課題
• 1. 乳幼児とデジタルメディアに関する本文において、子どもとメディア委員会の提言はテレビゲームの目安を1日何分までとしていますか。
• 2. 乳幼児とデジタルメディアに関する本文の一文「保護者と子どもでメディアを上手に利用するルールをつくりましょう。」を英語に訳してください。

本文
┏━━

デジタルメディア(テレビ・スマホ)の乳幼児への影響についての検証

今回は乳幼児のテレビやスマートフォンの利用について検証してみます。

育児中では、外食時などで子供に静かにしてもらいたいためにスマートフォンで動画を見せたり、

家事をしたいからテレビを見せている時間がある人が多いと思います。

私も外出中に静かにしてほしいときは、どうしてもスマートフォンで動画を見せていることがあります。

では、医学的にテレビなどの視聴に関してどのように考えられているのかを調べたところ、

日本小児科医会の「子どもとメディア委員会」より次のような提言がされています。

日本小児学会のメディア委員会からの5つの提言

子どもとメディア委員会

1. 2歳までのテレビ・ビデオ視聴は控えましょう。

2. 授乳中、食事中のテレビ・ビデオの視聴は止めましょう。

3. すべてのメディアへ接触する総時間を制限することが重要です。1 日 2 時間までを目安と考えます。テレビゲームは1日 30 分までを目安と考えます。

4. 子ども部屋にはテレビ、ビデオ、パーソナルコンピューターを置かないようにしま
しょう。

5. 保護者と子どもでメディアを上手に利用するルールをつくりましょう。

一般的に考えられているように、テレビ・ビデオ視聴は控えましょう。と言う内容ですが、

注意深いのは2歳までの視聴は控えましょう。2歳と明確に年齢を表示しているところです。

その提言の基になっているのは、上記のサイトに最初に紹介されている米国小児科学会の提言です。

米国小児科学会の提言

こちらの方が具体的な例が示されているので紹介します。

0歳~2歳未満のデジタルメディア対応

2 歳未満のテレビ・ビデオ視聴は控えましょう。

2歳未満の子どもにはメディアの使用によって健康や発達への悪影響が潜在的に考えられ
る。

この年齢の子どもは。親の注意を散漫にし、親子の交流を減らすものである。

子どもの語彙量の成長は「話す時間」の総計、すなわち親たちが子どもに語りかけることに費やす時間と直接的に関係がある。

┗━━

データ抜粋

┏━━

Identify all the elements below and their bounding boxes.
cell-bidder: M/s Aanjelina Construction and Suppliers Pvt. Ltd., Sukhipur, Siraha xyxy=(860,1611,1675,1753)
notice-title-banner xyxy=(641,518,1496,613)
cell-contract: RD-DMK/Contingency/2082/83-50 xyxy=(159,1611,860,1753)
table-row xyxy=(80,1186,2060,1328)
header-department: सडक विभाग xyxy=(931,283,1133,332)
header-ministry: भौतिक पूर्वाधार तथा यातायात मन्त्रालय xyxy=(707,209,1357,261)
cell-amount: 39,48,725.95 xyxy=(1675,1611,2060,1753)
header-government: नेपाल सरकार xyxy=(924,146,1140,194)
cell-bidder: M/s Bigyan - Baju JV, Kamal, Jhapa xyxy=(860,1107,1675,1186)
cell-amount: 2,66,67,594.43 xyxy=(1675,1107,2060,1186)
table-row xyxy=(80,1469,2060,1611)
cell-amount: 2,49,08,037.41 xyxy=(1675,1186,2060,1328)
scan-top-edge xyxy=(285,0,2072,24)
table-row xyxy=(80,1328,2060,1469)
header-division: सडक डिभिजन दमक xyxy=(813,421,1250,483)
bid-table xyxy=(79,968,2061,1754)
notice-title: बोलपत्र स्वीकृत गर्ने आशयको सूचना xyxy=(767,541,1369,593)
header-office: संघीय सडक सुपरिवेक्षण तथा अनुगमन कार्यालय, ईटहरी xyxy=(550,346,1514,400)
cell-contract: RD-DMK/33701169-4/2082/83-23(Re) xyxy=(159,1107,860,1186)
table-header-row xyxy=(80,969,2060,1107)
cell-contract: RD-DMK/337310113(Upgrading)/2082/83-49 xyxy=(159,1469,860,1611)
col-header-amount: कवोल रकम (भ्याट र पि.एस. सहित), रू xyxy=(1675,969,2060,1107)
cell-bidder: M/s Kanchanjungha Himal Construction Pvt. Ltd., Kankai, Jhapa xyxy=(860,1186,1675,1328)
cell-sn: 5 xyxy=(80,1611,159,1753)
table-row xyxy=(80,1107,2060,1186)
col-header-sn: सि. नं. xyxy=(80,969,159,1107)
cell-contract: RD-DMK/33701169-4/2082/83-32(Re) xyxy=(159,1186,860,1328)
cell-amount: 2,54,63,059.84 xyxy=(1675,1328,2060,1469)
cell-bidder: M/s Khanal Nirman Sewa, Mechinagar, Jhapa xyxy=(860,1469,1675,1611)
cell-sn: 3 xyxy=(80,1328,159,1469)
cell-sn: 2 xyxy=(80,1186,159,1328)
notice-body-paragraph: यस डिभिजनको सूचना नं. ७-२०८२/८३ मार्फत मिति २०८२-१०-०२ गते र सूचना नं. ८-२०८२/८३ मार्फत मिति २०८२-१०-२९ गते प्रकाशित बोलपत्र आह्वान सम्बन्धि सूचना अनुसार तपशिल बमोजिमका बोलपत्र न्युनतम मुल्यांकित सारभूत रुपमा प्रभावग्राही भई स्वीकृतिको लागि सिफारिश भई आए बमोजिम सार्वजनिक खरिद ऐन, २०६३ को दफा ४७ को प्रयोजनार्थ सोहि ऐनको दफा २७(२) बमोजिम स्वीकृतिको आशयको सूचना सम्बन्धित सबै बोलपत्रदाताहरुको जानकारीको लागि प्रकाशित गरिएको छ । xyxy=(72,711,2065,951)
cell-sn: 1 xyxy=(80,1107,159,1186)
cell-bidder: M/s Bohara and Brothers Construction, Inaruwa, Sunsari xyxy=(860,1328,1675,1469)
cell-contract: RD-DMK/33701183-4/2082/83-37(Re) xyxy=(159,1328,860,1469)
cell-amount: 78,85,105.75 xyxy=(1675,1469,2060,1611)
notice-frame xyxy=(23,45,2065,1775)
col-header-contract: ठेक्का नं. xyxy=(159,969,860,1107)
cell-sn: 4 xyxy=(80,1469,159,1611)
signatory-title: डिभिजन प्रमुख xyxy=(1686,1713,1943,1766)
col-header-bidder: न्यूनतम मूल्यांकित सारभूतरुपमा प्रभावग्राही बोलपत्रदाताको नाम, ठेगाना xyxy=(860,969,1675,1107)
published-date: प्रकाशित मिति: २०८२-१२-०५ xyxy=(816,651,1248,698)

┗━━

解答一覧
• 1. 1日30分までです。

• 2. Parents and children should make rules for using media well.